## Recorded information
—————

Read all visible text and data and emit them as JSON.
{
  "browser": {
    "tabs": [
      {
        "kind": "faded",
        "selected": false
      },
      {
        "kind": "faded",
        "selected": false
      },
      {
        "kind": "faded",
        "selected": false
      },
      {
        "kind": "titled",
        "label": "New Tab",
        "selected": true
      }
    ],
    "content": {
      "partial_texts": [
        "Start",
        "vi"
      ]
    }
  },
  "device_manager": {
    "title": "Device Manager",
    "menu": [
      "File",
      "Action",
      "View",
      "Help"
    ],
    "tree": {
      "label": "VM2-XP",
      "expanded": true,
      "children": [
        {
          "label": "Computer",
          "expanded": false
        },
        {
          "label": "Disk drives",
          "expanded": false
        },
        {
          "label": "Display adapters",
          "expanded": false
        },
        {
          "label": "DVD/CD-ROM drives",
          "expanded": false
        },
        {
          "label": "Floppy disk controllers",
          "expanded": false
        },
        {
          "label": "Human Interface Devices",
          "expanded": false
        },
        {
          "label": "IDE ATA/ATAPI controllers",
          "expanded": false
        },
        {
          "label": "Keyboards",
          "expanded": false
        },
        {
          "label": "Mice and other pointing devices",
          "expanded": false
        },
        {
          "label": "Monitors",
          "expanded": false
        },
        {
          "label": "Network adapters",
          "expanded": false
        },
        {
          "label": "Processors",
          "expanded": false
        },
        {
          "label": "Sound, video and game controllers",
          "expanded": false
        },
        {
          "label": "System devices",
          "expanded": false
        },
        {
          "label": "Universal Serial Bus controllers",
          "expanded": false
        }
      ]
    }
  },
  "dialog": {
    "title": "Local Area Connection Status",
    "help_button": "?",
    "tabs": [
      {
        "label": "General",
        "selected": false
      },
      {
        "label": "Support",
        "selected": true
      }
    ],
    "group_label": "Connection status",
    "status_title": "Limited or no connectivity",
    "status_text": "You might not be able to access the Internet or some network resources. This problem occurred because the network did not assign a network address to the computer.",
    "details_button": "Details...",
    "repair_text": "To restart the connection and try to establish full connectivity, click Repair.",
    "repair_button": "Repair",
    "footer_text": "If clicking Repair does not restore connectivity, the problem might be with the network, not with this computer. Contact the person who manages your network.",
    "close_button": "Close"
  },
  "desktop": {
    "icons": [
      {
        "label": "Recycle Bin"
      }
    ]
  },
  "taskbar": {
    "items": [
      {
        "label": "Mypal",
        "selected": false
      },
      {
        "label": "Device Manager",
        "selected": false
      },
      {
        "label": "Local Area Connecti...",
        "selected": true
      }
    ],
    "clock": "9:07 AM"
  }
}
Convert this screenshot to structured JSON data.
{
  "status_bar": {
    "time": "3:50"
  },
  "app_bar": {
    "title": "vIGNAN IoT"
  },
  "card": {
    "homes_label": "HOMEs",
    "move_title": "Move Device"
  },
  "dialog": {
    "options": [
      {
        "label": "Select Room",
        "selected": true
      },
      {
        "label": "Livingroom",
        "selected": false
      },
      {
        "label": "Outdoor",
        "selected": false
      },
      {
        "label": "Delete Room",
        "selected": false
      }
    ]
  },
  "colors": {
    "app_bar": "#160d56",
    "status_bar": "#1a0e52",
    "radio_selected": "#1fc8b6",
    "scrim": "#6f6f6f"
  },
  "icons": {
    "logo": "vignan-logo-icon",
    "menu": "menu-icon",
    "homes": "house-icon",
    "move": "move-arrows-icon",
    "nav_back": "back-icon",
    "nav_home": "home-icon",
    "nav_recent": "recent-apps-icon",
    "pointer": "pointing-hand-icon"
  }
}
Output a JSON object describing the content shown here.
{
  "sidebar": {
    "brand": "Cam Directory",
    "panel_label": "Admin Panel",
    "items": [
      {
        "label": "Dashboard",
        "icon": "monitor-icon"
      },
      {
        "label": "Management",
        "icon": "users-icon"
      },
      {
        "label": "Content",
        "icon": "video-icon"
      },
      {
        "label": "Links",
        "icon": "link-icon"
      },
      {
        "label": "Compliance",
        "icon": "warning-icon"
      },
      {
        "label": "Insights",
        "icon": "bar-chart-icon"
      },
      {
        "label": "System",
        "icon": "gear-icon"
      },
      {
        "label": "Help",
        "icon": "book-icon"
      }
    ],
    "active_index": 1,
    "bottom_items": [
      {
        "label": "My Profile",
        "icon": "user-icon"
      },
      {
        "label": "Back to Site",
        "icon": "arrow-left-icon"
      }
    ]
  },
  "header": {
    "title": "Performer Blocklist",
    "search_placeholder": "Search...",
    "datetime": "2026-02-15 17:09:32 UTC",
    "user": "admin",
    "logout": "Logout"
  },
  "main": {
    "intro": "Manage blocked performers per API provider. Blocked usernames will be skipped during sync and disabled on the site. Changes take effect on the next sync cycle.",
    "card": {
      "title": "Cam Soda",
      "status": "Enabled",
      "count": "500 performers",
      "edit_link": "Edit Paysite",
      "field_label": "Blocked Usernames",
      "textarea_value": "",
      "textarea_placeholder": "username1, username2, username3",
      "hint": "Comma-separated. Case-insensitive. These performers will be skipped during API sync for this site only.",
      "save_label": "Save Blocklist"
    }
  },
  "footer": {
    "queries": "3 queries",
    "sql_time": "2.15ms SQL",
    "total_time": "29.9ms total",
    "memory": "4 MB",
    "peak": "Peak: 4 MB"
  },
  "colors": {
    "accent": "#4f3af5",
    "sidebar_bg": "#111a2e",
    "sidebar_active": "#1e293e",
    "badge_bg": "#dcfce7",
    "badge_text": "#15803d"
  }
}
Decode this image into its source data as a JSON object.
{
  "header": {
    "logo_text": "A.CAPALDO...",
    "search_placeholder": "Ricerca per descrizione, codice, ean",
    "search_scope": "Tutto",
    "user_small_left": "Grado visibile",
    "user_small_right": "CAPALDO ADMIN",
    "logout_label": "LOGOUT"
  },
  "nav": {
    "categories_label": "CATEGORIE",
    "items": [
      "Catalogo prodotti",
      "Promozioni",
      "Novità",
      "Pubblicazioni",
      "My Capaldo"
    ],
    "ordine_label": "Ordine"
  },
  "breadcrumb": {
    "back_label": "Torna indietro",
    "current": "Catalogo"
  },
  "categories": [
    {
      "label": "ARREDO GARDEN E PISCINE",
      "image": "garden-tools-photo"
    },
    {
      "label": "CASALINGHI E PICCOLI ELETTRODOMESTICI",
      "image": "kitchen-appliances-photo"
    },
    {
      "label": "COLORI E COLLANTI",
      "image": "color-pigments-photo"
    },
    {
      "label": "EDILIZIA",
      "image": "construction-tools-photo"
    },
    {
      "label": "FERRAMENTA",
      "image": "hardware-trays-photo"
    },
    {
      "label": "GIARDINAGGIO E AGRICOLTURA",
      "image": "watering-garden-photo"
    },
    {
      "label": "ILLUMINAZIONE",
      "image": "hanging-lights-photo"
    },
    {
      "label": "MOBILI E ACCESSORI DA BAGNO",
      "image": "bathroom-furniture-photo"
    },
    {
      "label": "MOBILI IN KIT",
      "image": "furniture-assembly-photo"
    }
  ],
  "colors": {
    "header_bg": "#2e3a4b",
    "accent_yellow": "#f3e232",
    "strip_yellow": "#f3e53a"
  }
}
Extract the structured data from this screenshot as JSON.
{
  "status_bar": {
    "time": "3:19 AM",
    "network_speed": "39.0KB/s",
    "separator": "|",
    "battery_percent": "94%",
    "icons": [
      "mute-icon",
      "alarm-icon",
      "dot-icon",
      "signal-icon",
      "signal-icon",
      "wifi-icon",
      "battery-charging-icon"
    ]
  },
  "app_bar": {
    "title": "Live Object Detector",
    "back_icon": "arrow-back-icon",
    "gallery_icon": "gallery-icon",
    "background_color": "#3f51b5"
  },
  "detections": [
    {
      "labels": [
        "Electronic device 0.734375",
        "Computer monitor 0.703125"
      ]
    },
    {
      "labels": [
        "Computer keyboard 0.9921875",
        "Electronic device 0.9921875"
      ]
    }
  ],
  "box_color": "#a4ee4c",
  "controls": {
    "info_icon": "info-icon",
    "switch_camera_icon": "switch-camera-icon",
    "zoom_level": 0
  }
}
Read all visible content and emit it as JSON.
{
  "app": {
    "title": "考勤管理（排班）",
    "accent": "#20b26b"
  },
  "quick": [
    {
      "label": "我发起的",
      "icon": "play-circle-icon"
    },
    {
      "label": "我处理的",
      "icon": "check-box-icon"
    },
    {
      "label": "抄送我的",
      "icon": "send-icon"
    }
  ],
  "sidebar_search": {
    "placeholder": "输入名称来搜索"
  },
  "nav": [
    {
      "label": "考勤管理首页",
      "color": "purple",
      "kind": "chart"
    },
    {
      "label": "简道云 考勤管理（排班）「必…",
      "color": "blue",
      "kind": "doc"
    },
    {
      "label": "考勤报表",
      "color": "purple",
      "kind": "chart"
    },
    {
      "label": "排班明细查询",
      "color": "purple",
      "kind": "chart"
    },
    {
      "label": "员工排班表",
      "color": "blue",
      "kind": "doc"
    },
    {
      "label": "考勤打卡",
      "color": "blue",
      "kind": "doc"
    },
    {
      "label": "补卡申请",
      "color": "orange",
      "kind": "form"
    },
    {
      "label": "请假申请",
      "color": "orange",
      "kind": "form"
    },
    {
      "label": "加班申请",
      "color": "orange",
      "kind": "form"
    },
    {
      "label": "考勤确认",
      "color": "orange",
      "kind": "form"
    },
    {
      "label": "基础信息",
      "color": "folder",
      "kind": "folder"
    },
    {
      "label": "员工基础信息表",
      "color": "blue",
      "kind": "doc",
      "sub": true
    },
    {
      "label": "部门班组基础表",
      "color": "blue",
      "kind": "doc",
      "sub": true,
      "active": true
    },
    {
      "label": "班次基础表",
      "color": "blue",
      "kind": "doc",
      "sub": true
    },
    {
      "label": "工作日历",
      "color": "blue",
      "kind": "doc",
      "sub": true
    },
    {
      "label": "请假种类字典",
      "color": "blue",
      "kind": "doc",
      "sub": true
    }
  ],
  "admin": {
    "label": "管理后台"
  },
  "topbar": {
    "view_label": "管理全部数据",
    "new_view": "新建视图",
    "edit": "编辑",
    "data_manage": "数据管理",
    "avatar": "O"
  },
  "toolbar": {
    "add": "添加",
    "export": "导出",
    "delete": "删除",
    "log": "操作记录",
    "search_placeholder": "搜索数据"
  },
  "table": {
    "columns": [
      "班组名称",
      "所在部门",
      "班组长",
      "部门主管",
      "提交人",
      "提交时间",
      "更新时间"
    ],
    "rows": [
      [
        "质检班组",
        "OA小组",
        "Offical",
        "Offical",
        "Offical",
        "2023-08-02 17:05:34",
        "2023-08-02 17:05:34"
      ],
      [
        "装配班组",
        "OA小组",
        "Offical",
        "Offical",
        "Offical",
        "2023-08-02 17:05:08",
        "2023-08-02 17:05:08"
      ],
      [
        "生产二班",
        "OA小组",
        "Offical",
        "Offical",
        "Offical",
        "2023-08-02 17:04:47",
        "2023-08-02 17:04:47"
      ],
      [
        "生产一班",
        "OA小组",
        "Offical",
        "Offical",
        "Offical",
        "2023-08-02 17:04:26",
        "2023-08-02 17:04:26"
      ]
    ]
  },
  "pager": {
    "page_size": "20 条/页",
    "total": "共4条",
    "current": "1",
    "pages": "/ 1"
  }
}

—————

## Exercise objective
Find each line that has the word "visible", then copy it out.

## Written solution
Read all visible text and data and emit them as JSON.
Read all visible content and emit it as JSON.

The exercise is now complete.